RECORDS FOR THE TASK

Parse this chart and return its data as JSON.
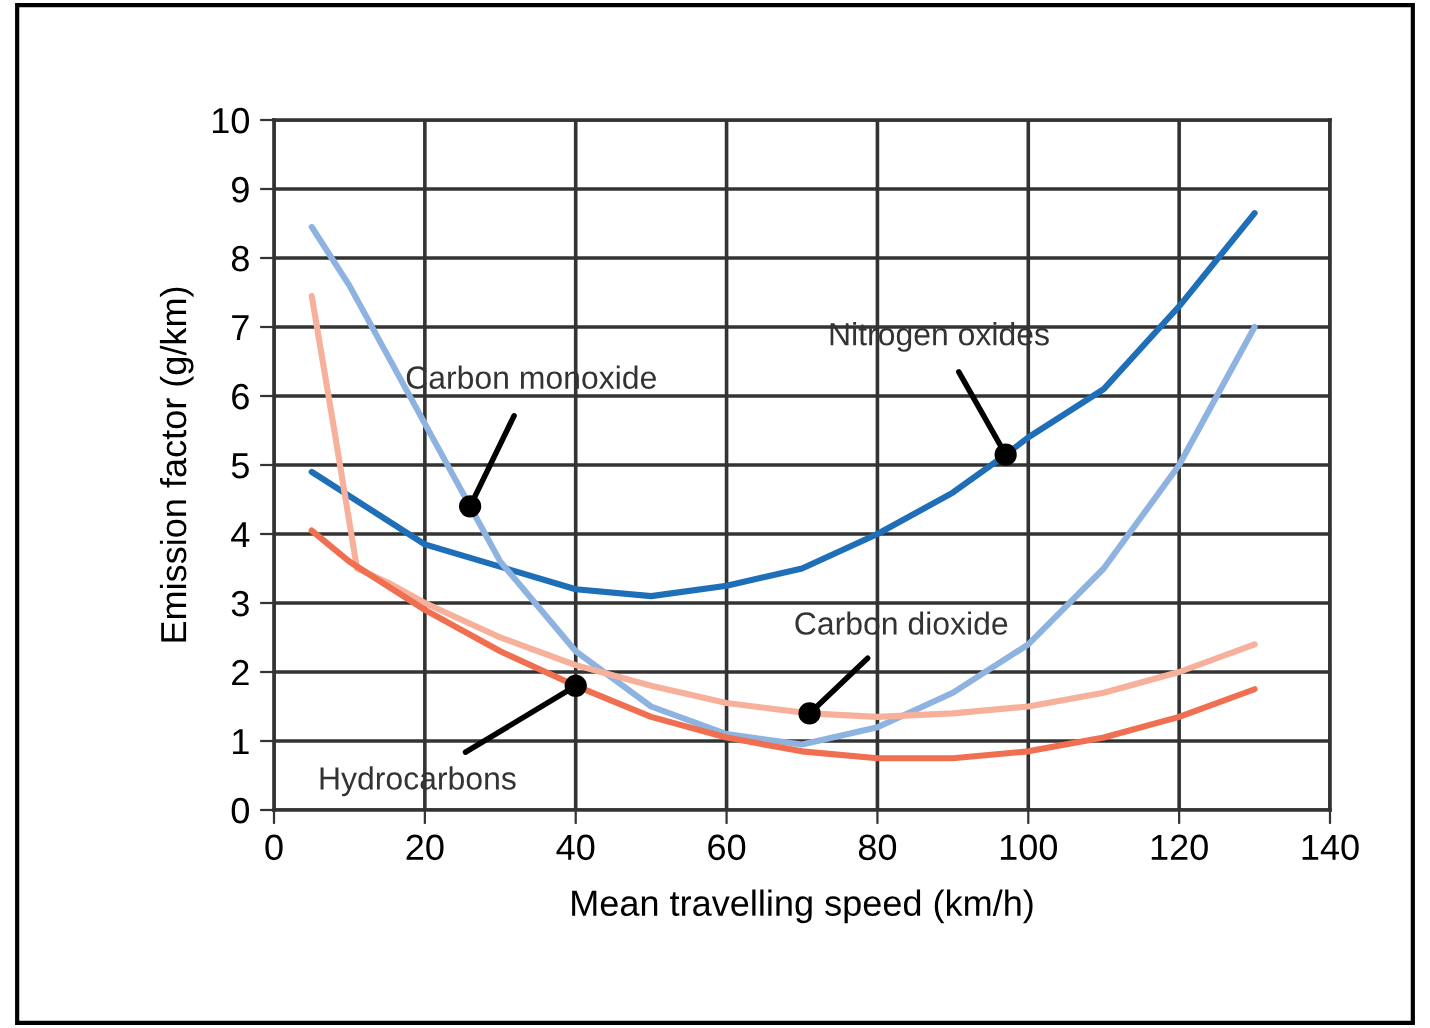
{
  "chart_data": {
    "type": "line",
    "xlabel": "Mean travelling speed (km/h)",
    "ylabel": "Emission factor (g/km)",
    "xlim": [
      0,
      140
    ],
    "xticks": [
      0,
      20,
      40,
      60,
      80,
      100,
      120,
      140
    ],
    "ylim": [
      0,
      10
    ],
    "yticks": [
      0,
      1,
      2,
      3,
      4,
      5,
      6,
      7,
      8,
      9,
      10
    ],
    "grid": true,
    "legend": false,
    "series": [
      {
        "color": "#1f6fb8",
        "x": [
          5,
          20,
          40,
          50,
          60,
          70,
          80,
          90,
          97,
          100,
          110,
          120,
          130
        ],
        "values": [
          4.9,
          3.85,
          3.2,
          3.1,
          3.25,
          3.5,
          4.0,
          4.6,
          5.15,
          5.4,
          6.1,
          7.3,
          8.65
        ]
      },
      {
        "color": "#8fb3e0",
        "x": [
          5,
          10,
          20,
          26,
          30,
          40,
          50,
          60,
          70,
          80,
          90,
          100,
          110,
          120,
          130
        ],
        "values": [
          8.45,
          7.6,
          5.6,
          4.4,
          3.6,
          2.3,
          1.5,
          1.1,
          0.95,
          1.2,
          1.7,
          2.4,
          3.5,
          5.0,
          7.0
        ]
      },
      {
        "color": "#f7b09a",
        "x": [
          5,
          8,
          11,
          15,
          20,
          30,
          40,
          50,
          60,
          71,
          80,
          90,
          100,
          110,
          120,
          130
        ],
        "values": [
          7.45,
          5.5,
          3.5,
          3.3,
          3.0,
          2.5,
          2.1,
          1.8,
          1.55,
          1.4,
          1.35,
          1.4,
          1.5,
          1.7,
          2.0,
          2.4
        ]
      },
      {
        "color": "#ef6f50",
        "x": [
          5,
          10,
          20,
          30,
          40,
          50,
          60,
          70,
          80,
          90,
          100,
          110,
          120,
          130
        ],
        "values": [
          4.05,
          3.6,
          2.9,
          2.3,
          1.8,
          1.35,
          1.05,
          0.85,
          0.75,
          0.75,
          0.85,
          1.05,
          1.35,
          1.75
        ]
      }
    ],
    "annotations": [
      {
        "text": "Carbon monoxide",
        "x": 26,
        "y": 4.4
      },
      {
        "text": "Nitrogen oxides",
        "x": 97,
        "y": 5.15
      },
      {
        "text": "Carbon dioxide",
        "x": 71,
        "y": 1.4
      },
      {
        "text": "Hydrocarbons",
        "x": 40,
        "y": 1.8
      }
    ]
  }
}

AIM
Search the preceding listing for "color" and extract every line where it is found.

CORRECT RESULT
        "color": "#1f6fb8",
        "color": "#8fb3e0",
        "color": "#f7b09a",
        "color": "#ef6f50",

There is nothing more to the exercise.